### Task:
List each line in which the string "quand" appears.

### Record extracts:
>> START
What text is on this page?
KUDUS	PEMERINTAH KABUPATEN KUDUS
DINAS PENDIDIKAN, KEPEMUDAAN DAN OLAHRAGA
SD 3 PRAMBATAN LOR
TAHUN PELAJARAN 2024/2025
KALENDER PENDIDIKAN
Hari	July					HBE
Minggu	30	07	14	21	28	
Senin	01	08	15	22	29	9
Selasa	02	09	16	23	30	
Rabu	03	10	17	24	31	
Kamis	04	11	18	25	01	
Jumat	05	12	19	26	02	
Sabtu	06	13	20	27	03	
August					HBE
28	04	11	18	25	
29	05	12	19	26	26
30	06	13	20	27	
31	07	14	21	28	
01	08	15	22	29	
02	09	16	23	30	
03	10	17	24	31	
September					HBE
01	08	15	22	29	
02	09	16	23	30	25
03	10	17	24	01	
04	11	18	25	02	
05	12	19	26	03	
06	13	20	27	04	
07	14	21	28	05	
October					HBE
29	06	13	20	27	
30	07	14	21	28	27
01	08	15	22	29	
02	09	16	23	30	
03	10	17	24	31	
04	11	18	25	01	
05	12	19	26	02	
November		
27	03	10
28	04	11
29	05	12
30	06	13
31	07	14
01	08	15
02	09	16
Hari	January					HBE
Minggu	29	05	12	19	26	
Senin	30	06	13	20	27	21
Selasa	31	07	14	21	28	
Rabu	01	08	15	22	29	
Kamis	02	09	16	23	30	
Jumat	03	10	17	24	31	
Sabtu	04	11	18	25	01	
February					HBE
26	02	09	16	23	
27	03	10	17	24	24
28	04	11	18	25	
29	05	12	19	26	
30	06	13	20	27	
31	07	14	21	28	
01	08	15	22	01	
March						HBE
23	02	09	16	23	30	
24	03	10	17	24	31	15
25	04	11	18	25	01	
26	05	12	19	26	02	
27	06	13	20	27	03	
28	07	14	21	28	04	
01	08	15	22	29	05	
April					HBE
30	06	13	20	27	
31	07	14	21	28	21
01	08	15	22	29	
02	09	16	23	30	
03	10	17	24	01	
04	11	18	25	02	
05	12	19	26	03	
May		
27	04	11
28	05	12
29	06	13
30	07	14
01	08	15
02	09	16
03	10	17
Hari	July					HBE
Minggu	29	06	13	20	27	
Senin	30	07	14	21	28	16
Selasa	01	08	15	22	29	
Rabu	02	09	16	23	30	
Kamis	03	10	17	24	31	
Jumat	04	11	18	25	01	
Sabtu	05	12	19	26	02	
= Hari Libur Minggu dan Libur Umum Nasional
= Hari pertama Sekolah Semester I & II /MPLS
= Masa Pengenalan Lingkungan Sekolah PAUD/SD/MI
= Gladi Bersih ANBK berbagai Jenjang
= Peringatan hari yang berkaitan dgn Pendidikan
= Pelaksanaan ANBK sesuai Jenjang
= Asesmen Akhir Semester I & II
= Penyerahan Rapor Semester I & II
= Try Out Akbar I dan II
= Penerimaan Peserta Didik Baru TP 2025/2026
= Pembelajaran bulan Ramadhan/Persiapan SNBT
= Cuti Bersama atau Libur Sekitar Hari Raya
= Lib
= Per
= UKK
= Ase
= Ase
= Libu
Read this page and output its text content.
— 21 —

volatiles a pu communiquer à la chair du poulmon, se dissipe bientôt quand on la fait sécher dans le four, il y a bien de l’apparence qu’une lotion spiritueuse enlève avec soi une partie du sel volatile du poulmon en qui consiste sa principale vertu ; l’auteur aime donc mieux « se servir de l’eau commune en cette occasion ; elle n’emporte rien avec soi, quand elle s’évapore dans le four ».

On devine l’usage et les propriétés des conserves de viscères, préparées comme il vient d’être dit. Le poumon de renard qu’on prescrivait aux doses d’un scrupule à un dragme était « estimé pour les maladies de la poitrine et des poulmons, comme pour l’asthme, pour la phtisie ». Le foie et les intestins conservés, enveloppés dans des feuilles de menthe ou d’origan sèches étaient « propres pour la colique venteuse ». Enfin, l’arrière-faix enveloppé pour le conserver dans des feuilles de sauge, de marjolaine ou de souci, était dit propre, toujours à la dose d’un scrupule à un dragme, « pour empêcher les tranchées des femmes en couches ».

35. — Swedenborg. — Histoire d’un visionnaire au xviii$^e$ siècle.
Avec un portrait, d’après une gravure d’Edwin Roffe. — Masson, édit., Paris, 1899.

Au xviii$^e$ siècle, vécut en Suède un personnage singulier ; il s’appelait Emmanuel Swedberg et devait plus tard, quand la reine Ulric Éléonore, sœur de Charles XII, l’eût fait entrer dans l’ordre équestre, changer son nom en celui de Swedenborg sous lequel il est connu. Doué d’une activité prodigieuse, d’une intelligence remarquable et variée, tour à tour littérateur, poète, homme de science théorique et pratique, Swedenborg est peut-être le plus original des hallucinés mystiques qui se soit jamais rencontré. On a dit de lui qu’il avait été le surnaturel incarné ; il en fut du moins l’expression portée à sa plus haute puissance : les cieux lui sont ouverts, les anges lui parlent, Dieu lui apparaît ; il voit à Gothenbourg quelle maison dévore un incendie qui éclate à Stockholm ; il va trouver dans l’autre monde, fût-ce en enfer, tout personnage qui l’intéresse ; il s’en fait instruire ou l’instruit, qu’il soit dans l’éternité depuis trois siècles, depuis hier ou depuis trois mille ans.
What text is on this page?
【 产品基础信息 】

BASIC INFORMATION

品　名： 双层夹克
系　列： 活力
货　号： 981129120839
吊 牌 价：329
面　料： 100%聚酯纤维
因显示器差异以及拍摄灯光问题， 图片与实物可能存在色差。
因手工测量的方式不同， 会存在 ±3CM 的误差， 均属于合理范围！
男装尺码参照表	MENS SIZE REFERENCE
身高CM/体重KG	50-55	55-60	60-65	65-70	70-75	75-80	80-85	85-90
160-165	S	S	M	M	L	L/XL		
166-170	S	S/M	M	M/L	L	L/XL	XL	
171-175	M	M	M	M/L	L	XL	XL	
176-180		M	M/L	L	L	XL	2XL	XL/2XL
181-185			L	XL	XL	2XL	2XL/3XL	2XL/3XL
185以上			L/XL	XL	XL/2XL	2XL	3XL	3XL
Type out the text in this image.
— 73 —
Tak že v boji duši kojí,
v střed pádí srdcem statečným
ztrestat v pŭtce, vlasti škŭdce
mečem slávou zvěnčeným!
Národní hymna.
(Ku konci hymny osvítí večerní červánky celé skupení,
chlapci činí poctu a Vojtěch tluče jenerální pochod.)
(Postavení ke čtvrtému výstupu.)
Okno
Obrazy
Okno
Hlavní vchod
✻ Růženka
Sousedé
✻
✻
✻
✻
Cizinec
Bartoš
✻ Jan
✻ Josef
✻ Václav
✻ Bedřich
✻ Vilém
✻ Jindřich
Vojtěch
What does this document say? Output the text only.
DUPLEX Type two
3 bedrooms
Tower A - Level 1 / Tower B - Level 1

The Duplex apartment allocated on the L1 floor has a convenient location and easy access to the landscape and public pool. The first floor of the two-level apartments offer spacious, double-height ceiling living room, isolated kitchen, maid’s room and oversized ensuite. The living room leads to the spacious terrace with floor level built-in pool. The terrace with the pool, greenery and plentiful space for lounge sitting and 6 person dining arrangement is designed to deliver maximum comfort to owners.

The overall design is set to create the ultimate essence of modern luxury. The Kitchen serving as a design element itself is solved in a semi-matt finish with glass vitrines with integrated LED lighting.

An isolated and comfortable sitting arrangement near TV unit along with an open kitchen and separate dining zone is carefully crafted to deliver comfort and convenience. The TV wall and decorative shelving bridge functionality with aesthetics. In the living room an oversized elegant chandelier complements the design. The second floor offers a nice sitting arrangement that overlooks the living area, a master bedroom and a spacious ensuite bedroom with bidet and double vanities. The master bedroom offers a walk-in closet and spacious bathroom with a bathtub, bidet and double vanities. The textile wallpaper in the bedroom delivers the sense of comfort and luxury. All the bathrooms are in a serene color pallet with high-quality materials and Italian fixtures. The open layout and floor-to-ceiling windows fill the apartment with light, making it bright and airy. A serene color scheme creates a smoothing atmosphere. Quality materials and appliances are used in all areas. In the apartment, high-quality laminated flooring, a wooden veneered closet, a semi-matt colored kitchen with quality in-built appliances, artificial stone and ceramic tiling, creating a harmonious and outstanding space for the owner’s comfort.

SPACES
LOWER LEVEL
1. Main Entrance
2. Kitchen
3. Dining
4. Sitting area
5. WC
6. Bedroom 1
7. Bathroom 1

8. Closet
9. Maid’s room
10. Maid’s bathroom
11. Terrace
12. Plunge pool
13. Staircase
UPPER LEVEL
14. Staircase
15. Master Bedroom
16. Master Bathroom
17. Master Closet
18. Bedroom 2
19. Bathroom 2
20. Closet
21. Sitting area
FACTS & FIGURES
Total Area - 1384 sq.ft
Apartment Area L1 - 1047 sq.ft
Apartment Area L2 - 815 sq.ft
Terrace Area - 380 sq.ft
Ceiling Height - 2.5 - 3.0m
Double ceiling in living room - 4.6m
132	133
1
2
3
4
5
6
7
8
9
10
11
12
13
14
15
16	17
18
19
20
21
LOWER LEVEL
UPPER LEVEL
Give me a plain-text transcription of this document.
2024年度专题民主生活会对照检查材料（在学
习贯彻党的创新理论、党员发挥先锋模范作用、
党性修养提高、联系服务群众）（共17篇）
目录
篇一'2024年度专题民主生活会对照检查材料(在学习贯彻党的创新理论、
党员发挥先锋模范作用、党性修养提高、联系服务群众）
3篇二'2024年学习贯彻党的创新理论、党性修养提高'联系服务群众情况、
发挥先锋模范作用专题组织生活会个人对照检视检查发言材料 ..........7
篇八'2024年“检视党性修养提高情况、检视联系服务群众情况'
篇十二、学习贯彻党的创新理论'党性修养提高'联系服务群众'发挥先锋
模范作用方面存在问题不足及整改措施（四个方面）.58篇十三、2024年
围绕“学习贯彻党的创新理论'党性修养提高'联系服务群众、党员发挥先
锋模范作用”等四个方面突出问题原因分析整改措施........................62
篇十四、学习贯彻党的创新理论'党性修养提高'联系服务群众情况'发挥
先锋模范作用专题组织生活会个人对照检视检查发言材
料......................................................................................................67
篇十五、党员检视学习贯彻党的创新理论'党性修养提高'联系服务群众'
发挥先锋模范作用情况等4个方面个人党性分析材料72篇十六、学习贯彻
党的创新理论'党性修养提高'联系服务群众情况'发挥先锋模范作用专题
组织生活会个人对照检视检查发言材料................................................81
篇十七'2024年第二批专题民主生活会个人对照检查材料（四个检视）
>> END
### Complete response:
volatiles a pu communiquer à la chair du poulmon, se dissipe bientôt quand on la fait sécher dans le four, il y a bien de l’apparence qu’une lotion spiritueuse enlève avec soi une partie du sel volatile du poulmon en qui consiste sa principale vertu ; l’auteur aime donc mieux « se servir de l’eau commune en cette occasion ; elle n’emporte rien avec soi, quand elle s’évapore dans le four ».
Au xviii$^e$ siècle, vécut en Suède un personnage singulier ; il s’appelait Emmanuel Swedberg et devait plus tard, quand la reine Ulric Éléonore, sœur de Charles XII, l’eût fait entrer dans l’ordre équestre, changer son nom en celui de Swedenborg sous lequel il est connu. Doué d’une activité prodigieuse, d’une intelligence remarquable et variée, tour à tour littérateur, poète, homme de science théorique et pratique, Swedenborg est peut-être le plus original des hallucinés mystiques qui se soit jamais rencontré. On a dit de lui qu’il avait été le surnaturel incarné ; il en fut du moins l’expression portée à sa plus haute puissance : les cieux lui sont ouverts, les anges lui parlent, Dieu lui apparaît ; il voit à Gothenbourg quelle maison dévore un incendie qui éclate à Stockholm ; il va trouver dans l’autre monde, fût-ce en enfer, tout personnage qui l’intéresse ; il s’en fait instruire ou l’instruit, qu’il soit dans l’éternité depuis trois siècles, depuis hier ou depuis trois mille ans.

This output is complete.